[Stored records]
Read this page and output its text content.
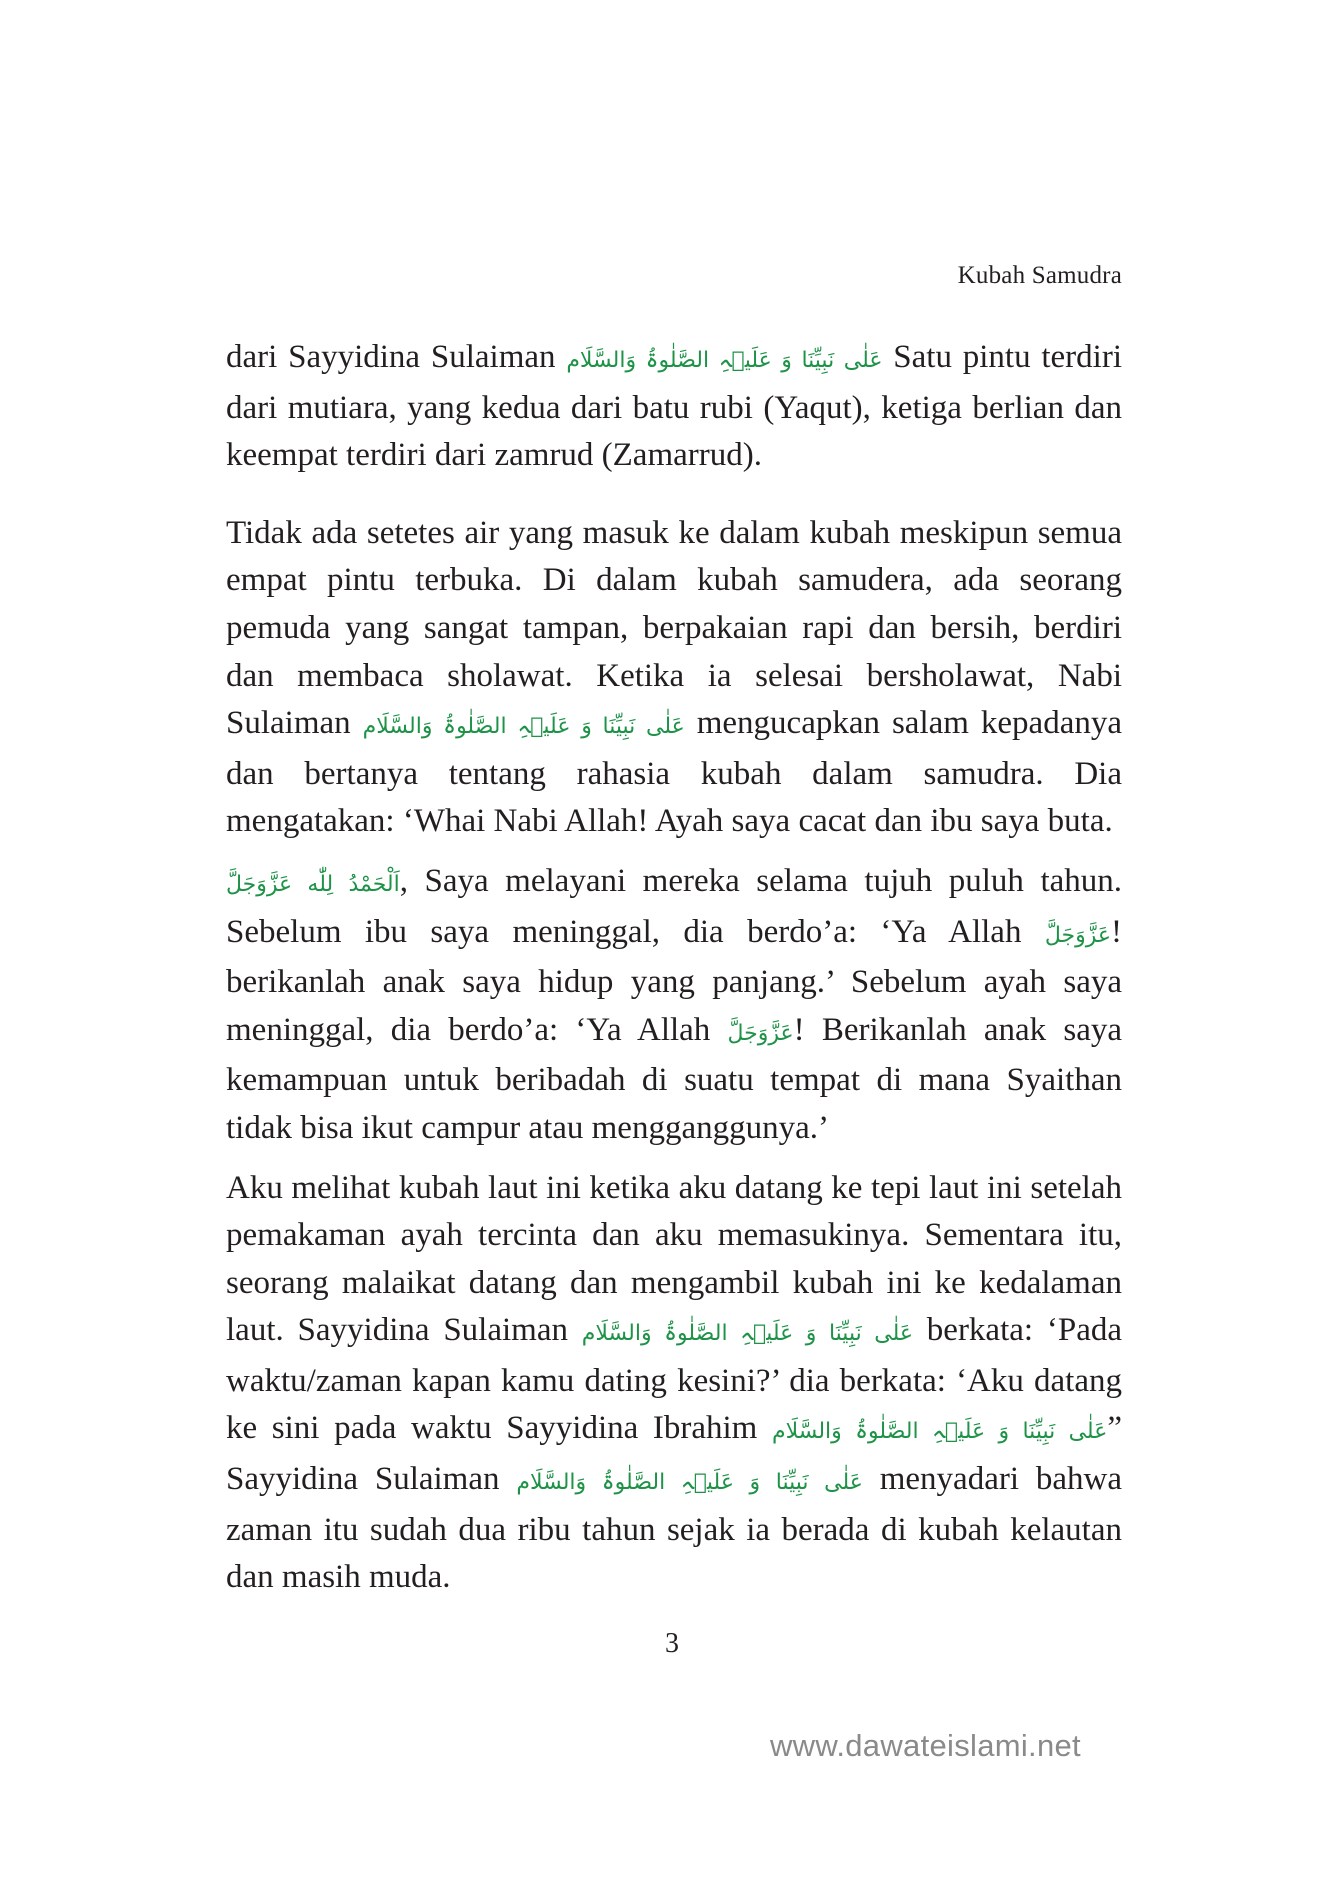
Kubah Samudra

dari Sayyidina Sulaiman عَلٰی نَبِیِّنَا وَ عَلَیۡہِ الصَّلٰوۃُ وَالسَّلَام Satu pintu terdiri dari mutiara, yang kedua dari batu rubi (Yaqut), ketiga berlian dan keempat terdiri dari zamrud (Zamarrud).

Tidak ada setetes air yang masuk ke dalam kubah meskipun semua empat pintu terbuka. Di dalam kubah samudera, ada seorang pemuda yang sangat tampan, berpakaian rapi dan bersih, berdiri dan membaca sholawat. Ketika ia selesai bersholawat, Nabi Sulaiman عَلٰی نَبِیِّنَا وَ عَلَیۡہِ الصَّلٰوۃُ وَالسَّلَام mengucapkan salam kepadanya dan bertanya tentang rahasia kubah dalam samudra. Dia mengatakan: ‘Whai Nabi Allah! Ayah saya cacat dan ibu saya buta.

اَلْحَمْدُ لِلّٰه عَزَّوَجَلَّ, Saya melayani mereka selama tujuh puluh tahun. Sebelum ibu saya meninggal, dia berdo’a: ‘Ya Allah عَزَّوَجَلَّ! berikanlah anak saya hidup yang panjang.’ Sebelum ayah saya meninggal, dia berdo’a: ‘Ya Allah عَزَّوَجَلَّ! Berikanlah anak saya kemampuan untuk beribadah di suatu tempat di mana Syaithan tidak bisa ikut campur atau mengganggunya.’

Aku melihat kubah laut ini ketika aku datang ke tepi laut ini setelah pemakaman ayah tercinta dan aku memasukinya. Sementara itu, seorang malaikat datang dan mengambil kubah ini ke kedalaman laut. Sayyidina Sulaiman عَلٰی نَبِیِّنَا وَ عَلَیۡہِ الصَّلٰوۃُ وَالسَّلَام berkata: ‘Pada waktu/zaman kapan kamu dating kesini?’ dia berkata: ‘Aku datang ke sini pada waktu Sayyidina Ibrahim عَلٰی نَبِیِّنَا وَ عَلَیۡہِ الصَّلٰوۃُ وَالسَّلَام” Sayyidina Sulaiman عَلٰی نَبِیِّنَا وَ عَلَیۡہِ الصَّلٰوۃُ وَالسَّلَام menyadari bahwa zaman itu sudah dua ribu tahun sejak ia berada di kubah kelautan dan masih muda.

3
www.dawateislami.net
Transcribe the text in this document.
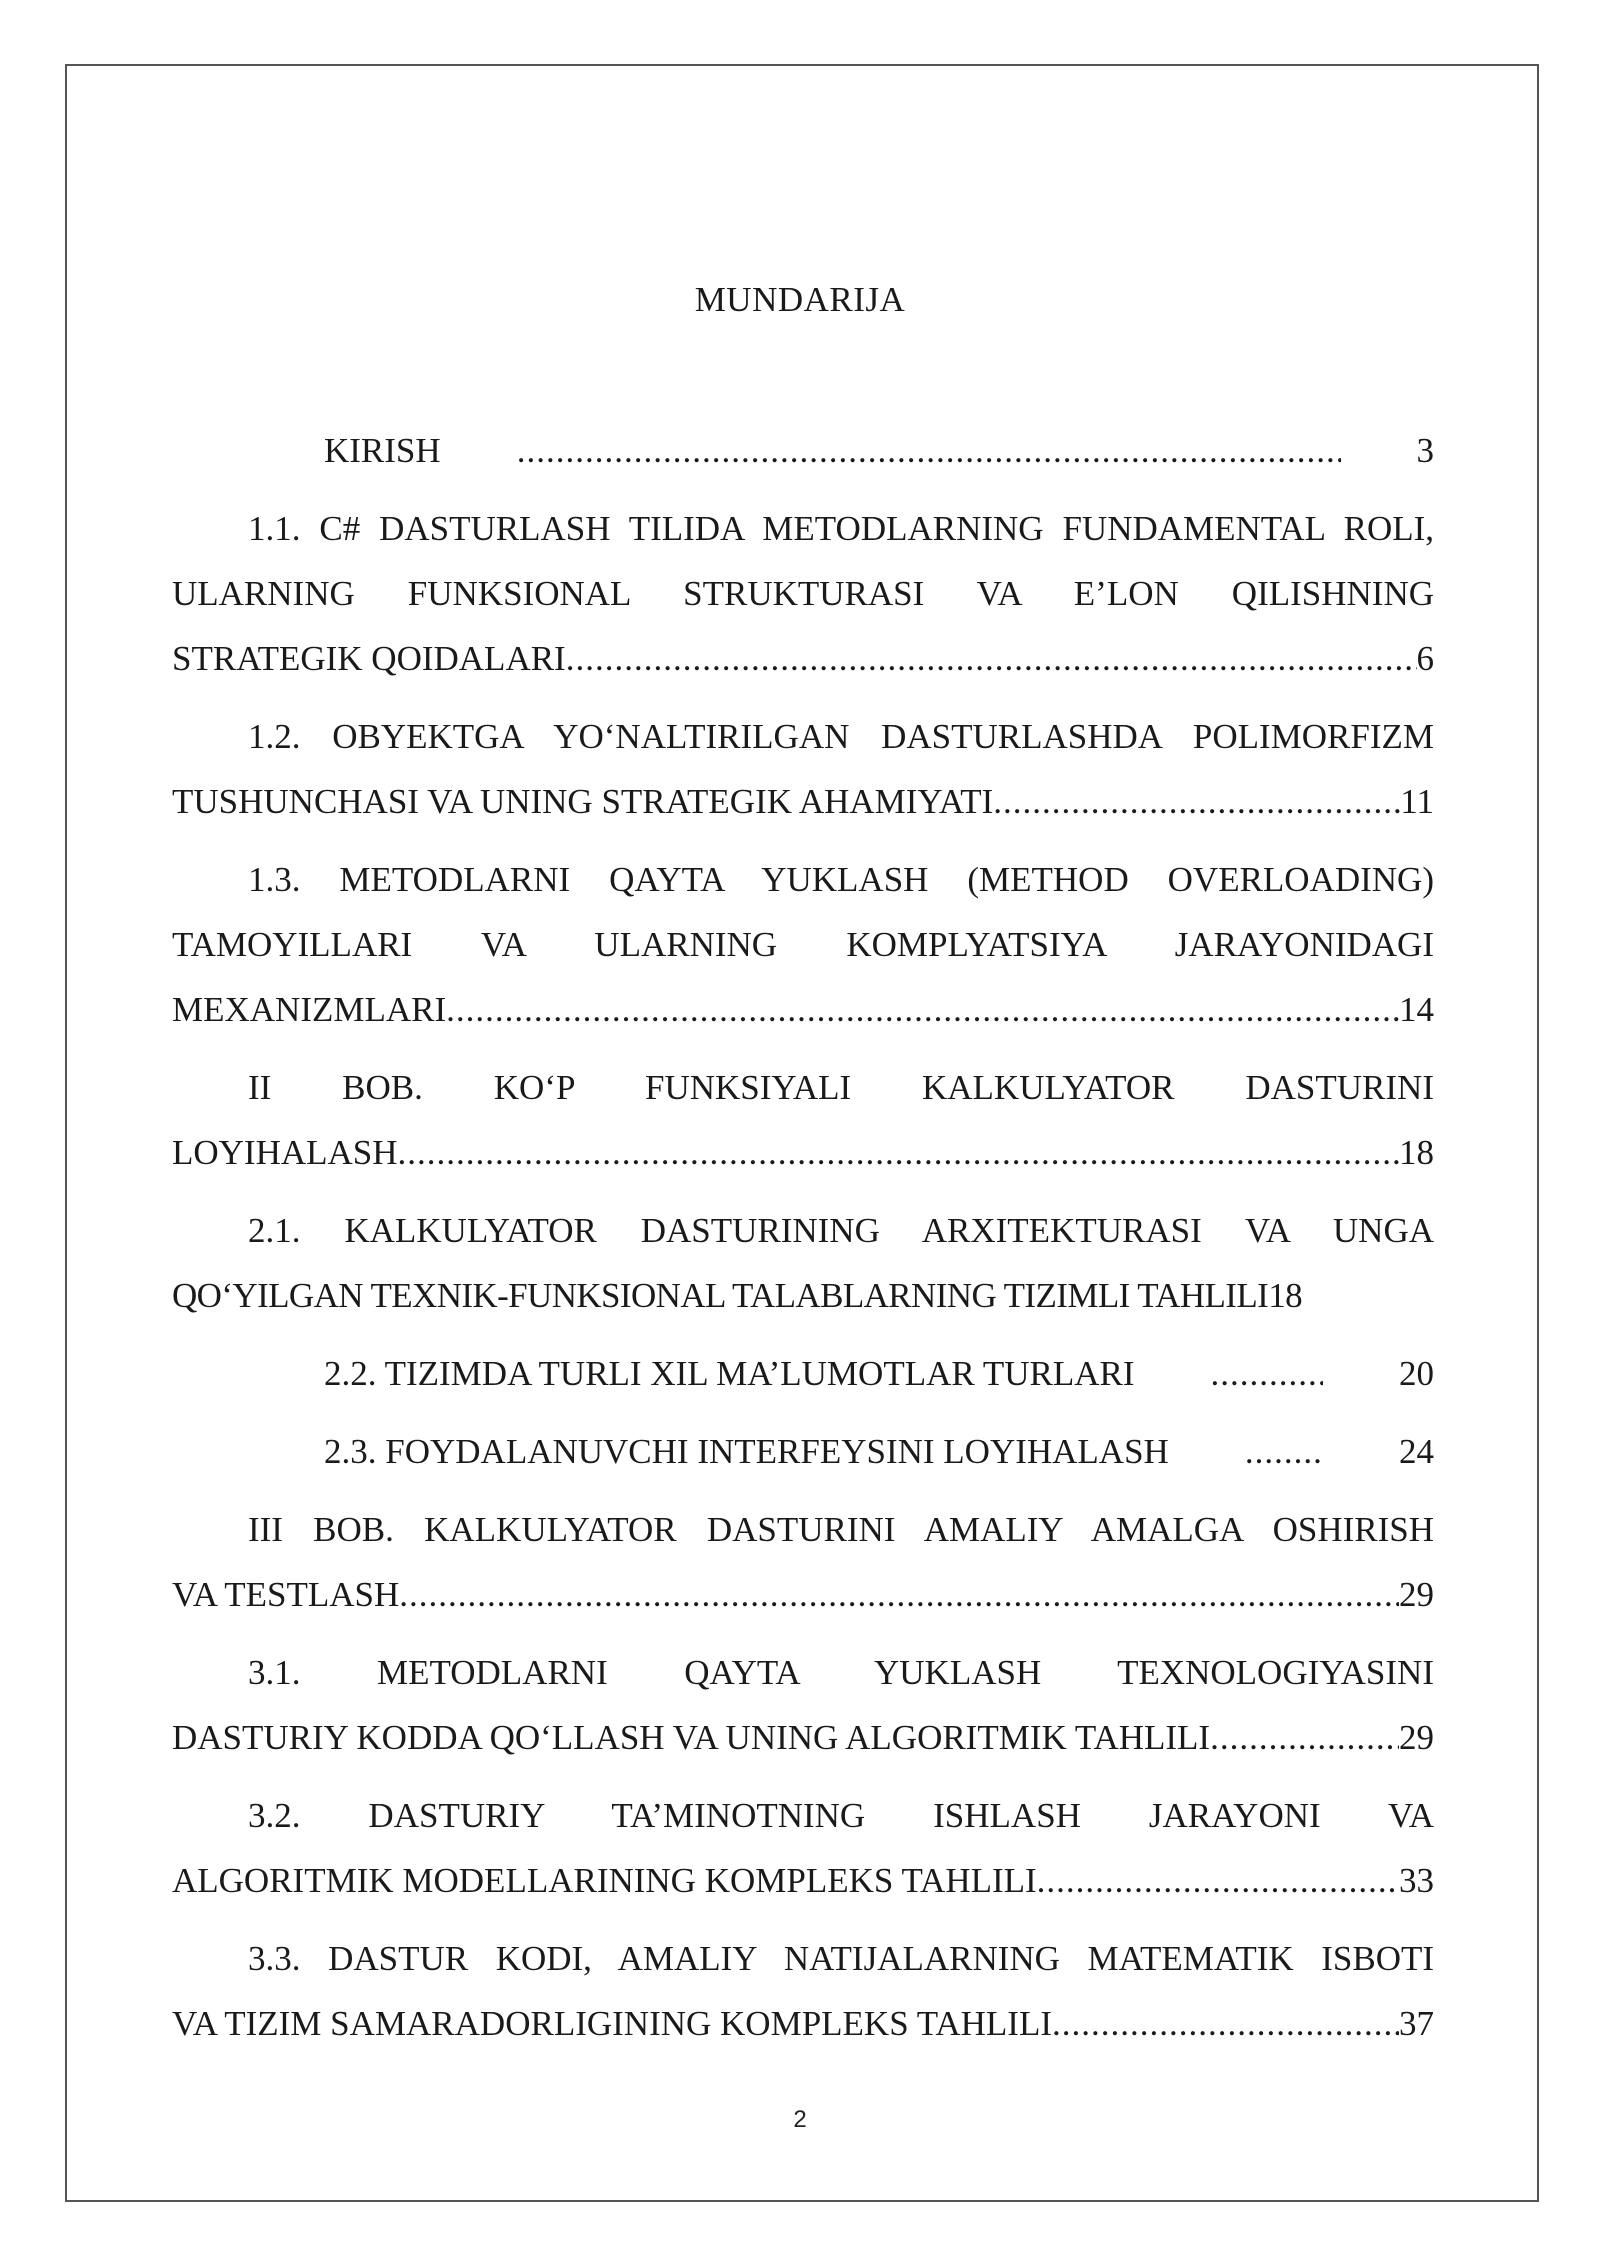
MUNDARIJA
KIRISH .....	3
1.1. C# DASTURLASH TILIDA METODLARNING FUNDAMENTAL ROLI, ULARNING FUNKSIONAL STRUKTURASI VA E’LON QILISHNING
STRATEGIK QOIDALARI .....	6
1.2. OBYEKTGA YO‘NALTIRILGAN DASTURLASHDA POLIMORFIZM
TUSHUNCHASI VA UNING STRATEGIK AHAMIYATI .....	11
1.3. METODLARNI QAYTA YUKLASH (METHOD OVERLOADING) TAMOYILLARI VA ULARNING KOMPLYATSIYA JARAYONIDAGI
MEXANIZMLARI .....	14
II BOB. KO‘P FUNKSIYALI KALKULYATOR DASTURINI
LOYIHALASH .....	18
2.1. KALKULYATOR DASTURINING ARXITEKTURASI VA UNGA
QO‘YILGAN TEXNIK-FUNKSIONAL TALABLARNING TIZIMLI TAHLILI 18
2.2. TIZIMDA TURLI XIL MA’LUMOTLAR TURLARI .....	20
2.3. FOYDALANUVCHI INTERFEYSINI LOYIHALASH .....	24
III BOB. KALKULYATOR DASTURINI AMALIY AMALGA OSHIRISH
VA TESTLASH .....	29
3.1. METODLARNI QAYTA YUKLASH TEXNOLOGIYASINI
DASTURIY KODDA QO‘LLASH VA UNING ALGORITMIK TAHLILI .....	29
3.2. DASTURIY TA’MINOTNING ISHLASH JARAYONI VA
ALGORITMIK MODELLARINING KOMPLEKS TAHLILI .....	33
3.3. DASTUR KODI, AMALIY NATIJALARNING MATEMATIK ISBOTI
VA TIZIM SAMARADORLIGINING KOMPLEKS TAHLILI .....	37
2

SET TASK: Track down all lines above with the string "UNING" and copy them.

RESPONSE:
TUSHUNCHASI VA UNING STRATEGIK AHAMIYATI .....	11
DASTURIY KODDA QO‘LLASH VA UNING ALGORITMIK TAHLILI .....	29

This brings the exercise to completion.